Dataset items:
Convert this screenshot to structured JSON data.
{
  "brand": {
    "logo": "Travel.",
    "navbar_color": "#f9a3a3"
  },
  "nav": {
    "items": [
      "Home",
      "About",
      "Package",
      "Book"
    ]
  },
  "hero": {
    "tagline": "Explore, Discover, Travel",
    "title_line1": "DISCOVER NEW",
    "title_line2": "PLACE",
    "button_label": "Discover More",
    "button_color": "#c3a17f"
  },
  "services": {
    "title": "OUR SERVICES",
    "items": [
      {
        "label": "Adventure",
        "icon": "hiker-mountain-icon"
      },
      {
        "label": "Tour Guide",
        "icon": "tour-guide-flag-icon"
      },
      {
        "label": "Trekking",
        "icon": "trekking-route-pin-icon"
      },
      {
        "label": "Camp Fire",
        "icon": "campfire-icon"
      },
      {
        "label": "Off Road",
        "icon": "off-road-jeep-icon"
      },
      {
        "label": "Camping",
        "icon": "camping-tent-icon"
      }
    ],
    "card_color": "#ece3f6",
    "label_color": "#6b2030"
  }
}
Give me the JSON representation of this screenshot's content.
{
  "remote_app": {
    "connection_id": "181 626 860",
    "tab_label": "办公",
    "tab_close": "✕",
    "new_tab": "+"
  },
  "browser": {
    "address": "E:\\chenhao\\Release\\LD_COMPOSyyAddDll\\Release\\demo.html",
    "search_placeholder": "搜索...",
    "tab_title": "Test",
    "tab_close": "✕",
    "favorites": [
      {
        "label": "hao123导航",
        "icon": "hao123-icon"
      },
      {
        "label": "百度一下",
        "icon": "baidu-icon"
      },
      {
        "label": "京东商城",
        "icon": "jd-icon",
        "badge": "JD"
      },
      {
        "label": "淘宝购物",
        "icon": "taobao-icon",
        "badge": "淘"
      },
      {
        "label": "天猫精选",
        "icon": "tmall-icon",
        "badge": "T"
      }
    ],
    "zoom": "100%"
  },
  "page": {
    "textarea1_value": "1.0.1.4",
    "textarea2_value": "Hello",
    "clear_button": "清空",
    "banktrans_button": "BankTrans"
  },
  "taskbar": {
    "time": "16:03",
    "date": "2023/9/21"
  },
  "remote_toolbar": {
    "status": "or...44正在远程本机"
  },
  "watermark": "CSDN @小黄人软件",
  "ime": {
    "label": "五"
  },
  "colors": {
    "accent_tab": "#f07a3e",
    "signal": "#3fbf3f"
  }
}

DESCRIPTION OF THE TASK:
Pull out all lines containing "JSON".

SOLUTION BELOW:
Convert this screenshot to structured JSON data.
Give me the JSON representation of this screenshot's content.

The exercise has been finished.